Exercise brief: Count lines, not occurrences: give the number of lines holding the word "PopTools", and nothing besides.

·····

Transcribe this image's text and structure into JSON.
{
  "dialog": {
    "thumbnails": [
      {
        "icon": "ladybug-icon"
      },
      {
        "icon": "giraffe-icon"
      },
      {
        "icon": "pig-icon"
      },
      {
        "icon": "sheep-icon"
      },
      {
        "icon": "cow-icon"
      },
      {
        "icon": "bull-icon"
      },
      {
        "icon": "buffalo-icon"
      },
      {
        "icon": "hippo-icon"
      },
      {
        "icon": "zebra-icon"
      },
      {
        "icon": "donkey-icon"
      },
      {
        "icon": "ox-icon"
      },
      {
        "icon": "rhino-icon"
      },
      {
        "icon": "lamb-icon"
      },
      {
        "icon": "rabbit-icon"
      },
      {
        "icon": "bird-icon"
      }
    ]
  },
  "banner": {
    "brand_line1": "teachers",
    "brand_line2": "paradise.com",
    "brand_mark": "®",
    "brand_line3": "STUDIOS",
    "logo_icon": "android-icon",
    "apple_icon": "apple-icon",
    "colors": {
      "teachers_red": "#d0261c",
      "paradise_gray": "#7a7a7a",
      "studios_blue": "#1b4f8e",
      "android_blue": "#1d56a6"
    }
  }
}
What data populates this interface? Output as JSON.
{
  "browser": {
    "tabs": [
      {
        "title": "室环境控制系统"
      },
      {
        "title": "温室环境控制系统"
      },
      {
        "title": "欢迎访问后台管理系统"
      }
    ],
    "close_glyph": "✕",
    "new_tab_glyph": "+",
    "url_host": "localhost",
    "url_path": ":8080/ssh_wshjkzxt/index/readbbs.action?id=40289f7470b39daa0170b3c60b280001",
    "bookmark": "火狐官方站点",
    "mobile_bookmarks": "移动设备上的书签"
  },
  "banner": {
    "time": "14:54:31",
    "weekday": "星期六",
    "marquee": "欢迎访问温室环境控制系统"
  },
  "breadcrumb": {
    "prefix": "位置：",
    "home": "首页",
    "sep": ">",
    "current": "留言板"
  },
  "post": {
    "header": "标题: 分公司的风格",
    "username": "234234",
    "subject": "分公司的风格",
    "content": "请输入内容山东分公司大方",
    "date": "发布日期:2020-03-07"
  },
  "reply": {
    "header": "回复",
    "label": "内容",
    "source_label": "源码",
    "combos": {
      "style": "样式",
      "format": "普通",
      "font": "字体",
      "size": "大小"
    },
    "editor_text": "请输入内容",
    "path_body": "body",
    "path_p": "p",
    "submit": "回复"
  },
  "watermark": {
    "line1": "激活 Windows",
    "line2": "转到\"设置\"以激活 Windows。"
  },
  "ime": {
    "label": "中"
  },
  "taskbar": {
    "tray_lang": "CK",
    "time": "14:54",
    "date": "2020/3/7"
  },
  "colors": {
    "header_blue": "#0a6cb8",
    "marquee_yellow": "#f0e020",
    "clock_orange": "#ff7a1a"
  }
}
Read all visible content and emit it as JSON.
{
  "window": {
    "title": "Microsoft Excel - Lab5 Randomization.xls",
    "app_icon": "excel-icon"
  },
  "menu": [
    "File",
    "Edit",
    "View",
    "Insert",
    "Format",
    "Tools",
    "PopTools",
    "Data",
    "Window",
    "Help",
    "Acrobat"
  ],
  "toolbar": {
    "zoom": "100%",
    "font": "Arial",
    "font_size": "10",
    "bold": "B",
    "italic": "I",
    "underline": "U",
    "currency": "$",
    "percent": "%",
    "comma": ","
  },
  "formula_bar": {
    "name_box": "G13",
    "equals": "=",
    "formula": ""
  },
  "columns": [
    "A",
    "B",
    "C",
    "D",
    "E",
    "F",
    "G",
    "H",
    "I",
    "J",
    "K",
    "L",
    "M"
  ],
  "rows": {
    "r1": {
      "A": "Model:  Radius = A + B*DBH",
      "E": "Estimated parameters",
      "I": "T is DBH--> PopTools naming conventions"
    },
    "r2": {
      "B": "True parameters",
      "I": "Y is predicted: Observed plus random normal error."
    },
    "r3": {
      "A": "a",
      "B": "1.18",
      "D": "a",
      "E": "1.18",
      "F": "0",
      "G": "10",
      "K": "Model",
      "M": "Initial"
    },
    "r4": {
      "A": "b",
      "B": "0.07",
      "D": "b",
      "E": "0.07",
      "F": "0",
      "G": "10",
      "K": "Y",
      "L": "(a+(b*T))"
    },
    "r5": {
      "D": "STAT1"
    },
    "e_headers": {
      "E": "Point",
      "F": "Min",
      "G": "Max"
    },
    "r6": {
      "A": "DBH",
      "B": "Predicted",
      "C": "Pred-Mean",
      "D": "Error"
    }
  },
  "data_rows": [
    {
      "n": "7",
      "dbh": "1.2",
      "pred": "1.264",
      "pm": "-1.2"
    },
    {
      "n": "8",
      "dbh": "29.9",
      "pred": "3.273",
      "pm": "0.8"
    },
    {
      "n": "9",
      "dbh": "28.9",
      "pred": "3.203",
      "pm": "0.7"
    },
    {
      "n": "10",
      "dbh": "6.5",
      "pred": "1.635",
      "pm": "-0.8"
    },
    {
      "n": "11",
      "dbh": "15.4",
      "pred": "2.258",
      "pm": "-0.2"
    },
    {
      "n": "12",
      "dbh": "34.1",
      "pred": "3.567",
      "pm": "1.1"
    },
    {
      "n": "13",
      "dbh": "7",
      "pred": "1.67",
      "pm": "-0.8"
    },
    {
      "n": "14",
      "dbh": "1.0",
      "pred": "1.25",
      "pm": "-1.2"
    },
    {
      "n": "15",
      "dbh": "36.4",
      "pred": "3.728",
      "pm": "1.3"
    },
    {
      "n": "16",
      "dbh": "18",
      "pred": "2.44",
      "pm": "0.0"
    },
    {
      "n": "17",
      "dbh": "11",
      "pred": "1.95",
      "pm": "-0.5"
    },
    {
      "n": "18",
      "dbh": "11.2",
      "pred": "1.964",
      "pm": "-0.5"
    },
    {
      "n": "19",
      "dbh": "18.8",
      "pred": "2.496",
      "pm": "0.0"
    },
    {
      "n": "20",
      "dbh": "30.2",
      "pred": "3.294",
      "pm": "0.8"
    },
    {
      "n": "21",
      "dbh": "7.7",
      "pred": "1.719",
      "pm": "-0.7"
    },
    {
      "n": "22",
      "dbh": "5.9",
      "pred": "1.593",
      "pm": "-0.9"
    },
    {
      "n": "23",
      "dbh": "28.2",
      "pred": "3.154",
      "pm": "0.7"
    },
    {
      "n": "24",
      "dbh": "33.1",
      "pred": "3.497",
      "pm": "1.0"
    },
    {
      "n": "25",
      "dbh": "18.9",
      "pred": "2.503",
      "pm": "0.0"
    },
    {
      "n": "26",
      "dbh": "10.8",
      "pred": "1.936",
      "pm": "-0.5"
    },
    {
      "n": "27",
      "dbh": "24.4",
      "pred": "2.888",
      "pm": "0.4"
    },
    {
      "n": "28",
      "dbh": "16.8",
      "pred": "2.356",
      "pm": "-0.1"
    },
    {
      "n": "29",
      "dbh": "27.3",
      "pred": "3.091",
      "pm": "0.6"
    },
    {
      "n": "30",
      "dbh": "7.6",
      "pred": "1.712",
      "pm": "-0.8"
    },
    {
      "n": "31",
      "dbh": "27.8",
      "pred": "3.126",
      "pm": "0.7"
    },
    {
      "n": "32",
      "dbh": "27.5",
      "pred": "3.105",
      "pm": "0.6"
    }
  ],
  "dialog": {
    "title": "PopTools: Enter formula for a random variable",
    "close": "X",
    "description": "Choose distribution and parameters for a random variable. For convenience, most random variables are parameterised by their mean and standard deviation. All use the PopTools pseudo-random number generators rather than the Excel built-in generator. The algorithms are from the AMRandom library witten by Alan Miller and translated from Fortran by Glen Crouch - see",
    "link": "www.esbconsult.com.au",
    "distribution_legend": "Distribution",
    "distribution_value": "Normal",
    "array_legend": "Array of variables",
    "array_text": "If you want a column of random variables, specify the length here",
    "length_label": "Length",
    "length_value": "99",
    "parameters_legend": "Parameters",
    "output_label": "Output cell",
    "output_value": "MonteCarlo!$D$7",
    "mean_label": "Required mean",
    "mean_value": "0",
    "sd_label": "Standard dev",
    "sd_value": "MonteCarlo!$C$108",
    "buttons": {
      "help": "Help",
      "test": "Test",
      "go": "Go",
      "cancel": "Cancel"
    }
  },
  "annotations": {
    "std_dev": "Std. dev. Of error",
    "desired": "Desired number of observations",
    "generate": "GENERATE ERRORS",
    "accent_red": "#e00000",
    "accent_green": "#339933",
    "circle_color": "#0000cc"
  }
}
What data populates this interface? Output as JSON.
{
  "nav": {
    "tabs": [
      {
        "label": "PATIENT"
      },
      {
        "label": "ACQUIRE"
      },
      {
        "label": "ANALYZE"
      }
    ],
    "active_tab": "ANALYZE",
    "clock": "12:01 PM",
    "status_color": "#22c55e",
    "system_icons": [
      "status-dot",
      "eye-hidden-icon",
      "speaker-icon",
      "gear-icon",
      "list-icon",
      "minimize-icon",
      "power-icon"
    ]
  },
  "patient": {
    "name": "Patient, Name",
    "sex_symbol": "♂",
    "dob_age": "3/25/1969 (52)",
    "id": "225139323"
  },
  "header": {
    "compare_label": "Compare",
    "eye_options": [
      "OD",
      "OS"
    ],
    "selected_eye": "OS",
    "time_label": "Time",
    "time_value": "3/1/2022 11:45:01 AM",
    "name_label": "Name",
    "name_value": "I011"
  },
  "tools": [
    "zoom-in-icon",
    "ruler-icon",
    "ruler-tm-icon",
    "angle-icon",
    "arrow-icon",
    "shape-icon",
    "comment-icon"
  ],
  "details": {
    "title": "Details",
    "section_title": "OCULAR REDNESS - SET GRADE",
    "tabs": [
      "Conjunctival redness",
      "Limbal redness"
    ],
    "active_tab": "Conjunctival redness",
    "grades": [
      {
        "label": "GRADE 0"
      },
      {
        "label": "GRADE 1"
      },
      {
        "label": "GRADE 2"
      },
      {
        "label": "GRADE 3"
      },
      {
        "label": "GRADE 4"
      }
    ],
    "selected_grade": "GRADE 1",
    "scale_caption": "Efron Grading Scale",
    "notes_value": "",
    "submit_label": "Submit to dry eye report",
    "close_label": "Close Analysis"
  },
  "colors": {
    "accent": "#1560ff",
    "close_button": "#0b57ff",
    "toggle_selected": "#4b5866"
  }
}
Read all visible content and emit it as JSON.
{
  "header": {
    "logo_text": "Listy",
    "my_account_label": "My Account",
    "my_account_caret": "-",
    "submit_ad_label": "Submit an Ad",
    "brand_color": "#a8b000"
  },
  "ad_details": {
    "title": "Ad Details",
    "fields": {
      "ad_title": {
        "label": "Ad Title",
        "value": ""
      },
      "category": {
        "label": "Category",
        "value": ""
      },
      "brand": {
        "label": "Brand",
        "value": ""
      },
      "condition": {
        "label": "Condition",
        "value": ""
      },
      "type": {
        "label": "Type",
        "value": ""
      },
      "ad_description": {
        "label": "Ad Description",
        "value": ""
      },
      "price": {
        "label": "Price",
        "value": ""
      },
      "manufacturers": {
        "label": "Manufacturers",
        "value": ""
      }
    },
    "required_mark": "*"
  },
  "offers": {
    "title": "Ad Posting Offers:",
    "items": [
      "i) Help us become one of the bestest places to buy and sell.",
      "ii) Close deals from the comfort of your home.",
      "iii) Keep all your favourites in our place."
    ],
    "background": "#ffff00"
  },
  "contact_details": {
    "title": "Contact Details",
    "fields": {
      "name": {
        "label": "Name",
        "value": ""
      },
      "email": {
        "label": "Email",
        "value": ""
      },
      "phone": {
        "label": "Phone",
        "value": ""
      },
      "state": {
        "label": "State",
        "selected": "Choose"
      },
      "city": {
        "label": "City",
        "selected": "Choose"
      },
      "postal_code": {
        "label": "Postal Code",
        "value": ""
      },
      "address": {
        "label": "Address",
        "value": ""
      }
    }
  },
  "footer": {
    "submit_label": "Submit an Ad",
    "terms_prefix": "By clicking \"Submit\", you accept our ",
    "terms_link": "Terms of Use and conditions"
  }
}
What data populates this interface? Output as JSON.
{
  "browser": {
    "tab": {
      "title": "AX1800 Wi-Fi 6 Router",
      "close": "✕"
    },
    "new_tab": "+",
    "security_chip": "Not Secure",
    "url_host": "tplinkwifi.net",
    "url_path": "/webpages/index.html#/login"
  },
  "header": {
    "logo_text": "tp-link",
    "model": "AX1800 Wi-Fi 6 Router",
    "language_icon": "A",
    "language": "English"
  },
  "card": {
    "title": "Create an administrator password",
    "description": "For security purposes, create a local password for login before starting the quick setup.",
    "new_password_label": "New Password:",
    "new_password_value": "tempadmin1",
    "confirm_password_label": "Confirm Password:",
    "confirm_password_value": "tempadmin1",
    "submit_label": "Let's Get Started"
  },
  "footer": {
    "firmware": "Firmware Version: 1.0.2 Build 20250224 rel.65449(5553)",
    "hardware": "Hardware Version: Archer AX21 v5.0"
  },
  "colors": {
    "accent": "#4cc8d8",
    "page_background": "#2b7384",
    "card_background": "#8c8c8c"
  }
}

·····

Correct output: 4